Set each entry down verbatim, omitting images.

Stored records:
--------------------

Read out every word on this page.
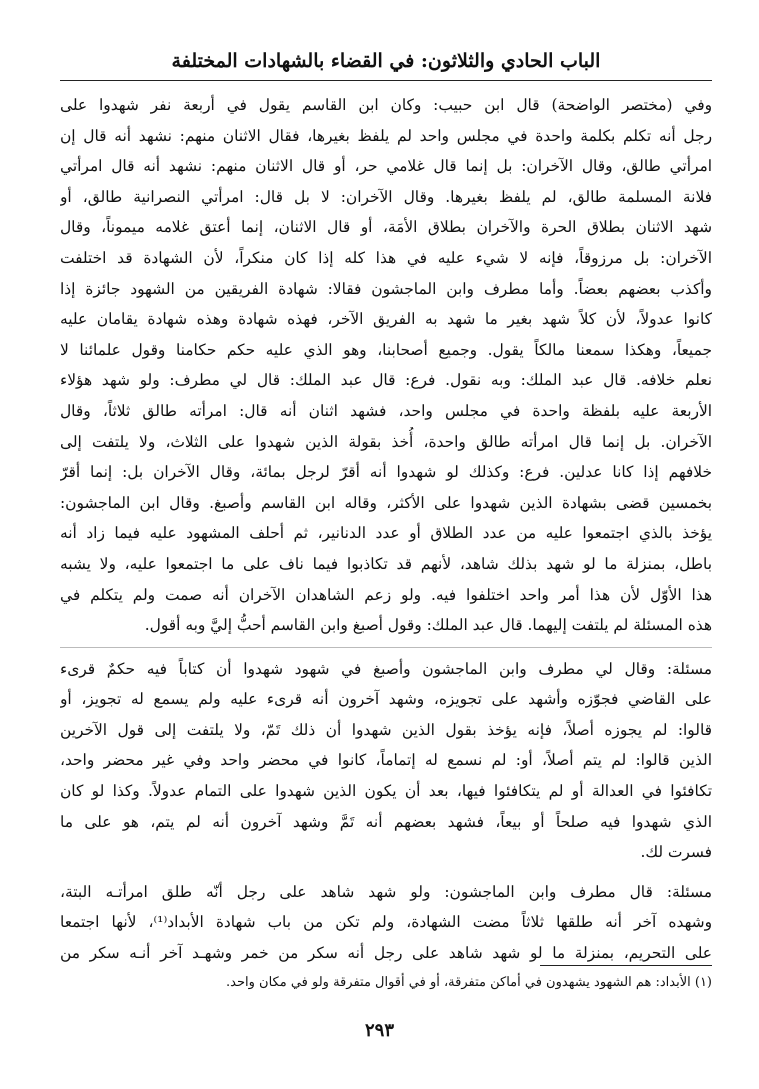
الباب الحادي والثلاثون: في القضاء بالشهادات المختلفة
وفي (مختصر الواضحة) قال ابن حبيب: وكان ابن القاسم يقول في أربعة نفر شهدوا على
رجل أنه تكلم بكلمة واحدة في مجلس واحد لم يلفظ بغيرها، فقال الاثنان منهم: نشهد أنه قال إن
امرأتي طالق، وقال الآخران: بل إنما قال غلامي حر، أو قال الاثنان منهم: نشهد أنه قال امرأتي
فلانة المسلمة طالق، لم يلفظ بغيرها. وقال الآخران: لا بل قال: امرأتي النصرانية طالق، أو
شهد الاثنان بطلاق الحرة والآخران بطلاق الأمَة، أو قال الاثنان، إنما أعتق غلامه ميموناً، وقال
الآخران: بل مرزوقاً، فإنه لا شيء عليه في هذا كله إذا كان منكراً، لأن الشهادة قد اختلفت
وأكذب بعضهم بعضاً. وأما مطرف وابن الماجشون فقالا: شهادة الفريقين من الشهود جائزة إذا
كانوا عدولاً، لأن كلاً شهد بغير ما شهد به الفريق الآخر، فهذه شهادة وهذه شهادة يقامان عليه
جميعاً، وهكذا سمعنا مالكاً يقول. وجميع أصحابنا، وهو الذي عليه حكم حكامنا وقول علمائنا لا
نعلم خلافه. قال عبد الملك: وبه نقول. فرع: قال عبد الملك: قال لي مطرف: ولو شهد هؤلاء
الأربعة عليه بلفظة واحدة في مجلس واحد، فشهد اثنان أنه قال: امرأته طالق ثلاثاً، وقال
الآخران. بل إنما قال امرأته طالق واحدة، أُخذ بقولة الذين شهدوا على الثلاث، ولا يلتفت إلى
خلافهم إذا كانا عدلين. فرع: وكذلك لو شهدوا أنه أقرّ لرجل بمائة، وقال الآخران بل: إنما أقرّ
بخمسين قضى بشهادة الذين شهدوا على الأكثر، وقاله ابن القاسم وأصبغ. وقال ابن الماجشون:
يؤخذ بالذي اجتمعوا عليه من عدد الطلاق أو عدد الدنانير، ثم أحلف المشهود عليه فيما زاد أنه
باطل، بمنزلة ما لو شهد بذلك شاهد، لأنهم قد تكاذبوا فيما ناف على ما اجتمعوا عليه، ولا يشبه
هذا الأوّل لأن هذا أمر واحد اختلفوا فيه. ولو زعم الشاهدان الآخران أنه صمت ولم يتكلم في
هذه المسئلة لم يلتفت إليهما. قال عبد الملك: وقول أصبغ وابن القاسم أحبُّ إليَّ وبه أقول.
مسئلة: وقال لي مطرف وابن الماجشون وأصبغ في شهود شهدوا أن كتاباً فيه حكمٌ قرىء
على القاضي فجوّزه وأشهد على تجويزه، وشهد آخرون أنه قرىء عليه ولم يسمع له تجويز، أو
قالوا: لم يجوزه أصلاً، فإنه يؤخذ بقول الذين شهدوا أن ذلك تَمّ، ولا يلتفت إلى قول الآخرين
الذين قالوا: لم يتم أصلاً، أو: لم نسمع له إتماماً، كانوا في محضر واحد وفي غير محضر واحد،
تكافئوا في العدالة أو لم يتكافئوا فيها، بعد أن يكون الذين شهدوا على التمام عدولاً. وكذا لو كان
الذي شهدوا فيه صلحاً أو بيعاً، فشهد بعضهم أنه تَمَّ وشهد آخرون أنه لم يتم، هو على ما
فسرت لك.
مسئلة: قال مطرف وابن الماجشون: ولو شهد شاهد على رجل أنّه طلق امرأتـه البتة،
وشهده آخر أنه طلقها ثلاثاً مضت الشهادة، ولم تكن من باب شهادة الأبداد⁽¹⁾، لأنها اجتمعا
على التحريم، بمنزلة ما لو شهد شاهد على رجل أنه سكر من خمر وشهـد آخر أنـه سكر من
(١) الأبداد: هم الشهود يشهدون في أماكن متفرقة، أو في أقوال متفرقة ولو في مكان واحد.
٢٩٣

--------------------

Result of this exercise:
Read out every word on this page.
الباب الحادي والثلاثون: في القضاء بالشهادات المختلفة
وفي (مختصر الواضحة) قال ابن حبيب: وكان ابن القاسم يقول في أربعة نفر شهدوا على
رجل أنه تكلم بكلمة واحدة في مجلس واحد لم يلفظ بغيرها، فقال الاثنان منهم: نشهد أنه قال إن
امرأتي طالق، وقال الآخران: بل إنما قال غلامي حر، أو قال الاثنان منهم: نشهد أنه قال امرأتي
فلانة المسلمة طالق، لم يلفظ بغيرها. وقال الآخران: لا بل قال: امرأتي النصرانية طالق، أو
شهد الاثنان بطلاق الحرة والآخران بطلاق الأمَة، أو قال الاثنان، إنما أعتق غلامه ميموناً، وقال
الآخران: بل مرزوقاً، فإنه لا شيء عليه في هذا كله إذا كان منكراً، لأن الشهادة قد اختلفت
وأكذب بعضهم بعضاً. وأما مطرف وابن الماجشون فقالا: شهادة الفريقين من الشهود جائزة إذا
كانوا عدولاً، لأن كلاً شهد بغير ما شهد به الفريق الآخر، فهذه شهادة وهذه شهادة يقامان عليه
جميعاً، وهكذا سمعنا مالكاً يقول. وجميع أصحابنا، وهو الذي عليه حكم حكامنا وقول علمائنا لا
نعلم خلافه. قال عبد الملك: وبه نقول. فرع: قال عبد الملك: قال لي مطرف: ولو شهد هؤلاء
الأربعة عليه بلفظة واحدة في مجلس واحد، فشهد اثنان أنه قال: امرأته طالق ثلاثاً، وقال
الآخران. بل إنما قال امرأته طالق واحدة، أُخذ بقولة الذين شهدوا على الثلاث، ولا يلتفت إلى
خلافهم إذا كانا عدلين. فرع: وكذلك لو شهدوا أنه أقرّ لرجل بمائة، وقال الآخران بل: إنما أقرّ
بخمسين قضى بشهادة الذين شهدوا على الأكثر، وقاله ابن القاسم وأصبغ. وقال ابن الماجشون:
يؤخذ بالذي اجتمعوا عليه من عدد الطلاق أو عدد الدنانير، ثم أحلف المشهود عليه فيما زاد أنه
باطل، بمنزلة ما لو شهد بذلك شاهد، لأنهم قد تكاذبوا فيما ناف على ما اجتمعوا عليه، ولا يشبه
هذا الأوّل لأن هذا أمر واحد اختلفوا فيه. ولو زعم الشاهدان الآخران أنه صمت ولم يتكلم في
هذه المسئلة لم يلتفت إليهما. قال عبد الملك: وقول أصبغ وابن القاسم أحبُّ إليَّ وبه أقول.
مسئلة: وقال لي مطرف وابن الماجشون وأصبغ في شهود شهدوا أن كتاباً فيه حكمٌ قرىء
على القاضي فجوّزه وأشهد على تجويزه، وشهد آخرون أنه قرىء عليه ولم يسمع له تجويز، أو
قالوا: لم يجوزه أصلاً، فإنه يؤخذ بقول الذين شهدوا أن ذلك تَمّ، ولا يلتفت إلى قول الآخرين
الذين قالوا: لم يتم أصلاً، أو: لم نسمع له إتماماً، كانوا في محضر واحد وفي غير محضر واحد،
تكافئوا في العدالة أو لم يتكافئوا فيها، بعد أن يكون الذين شهدوا على التمام عدولاً. وكذا لو كان
الذي شهدوا فيه صلحاً أو بيعاً، فشهد بعضهم أنه تَمَّ وشهد آخرون أنه لم يتم، هو على ما
فسرت لك.
مسئلة: قال مطرف وابن الماجشون: ولو شهد شاهد على رجل أنّه طلق امرأتـه البتة،
وشهده آخر أنه طلقها ثلاثاً مضت الشهادة، ولم تكن من باب شهادة الأبداد⁽¹⁾، لأنها اجتمعا
على التحريم، بمنزلة ما لو شهد شاهد على رجل أنه سكر من خمر وشهـد آخر أنـه سكر من
(١) الأبداد: هم الشهود يشهدون في أماكن متفرقة، أو في أقوال متفرقة ولو في مكان واحد.
٢٩٣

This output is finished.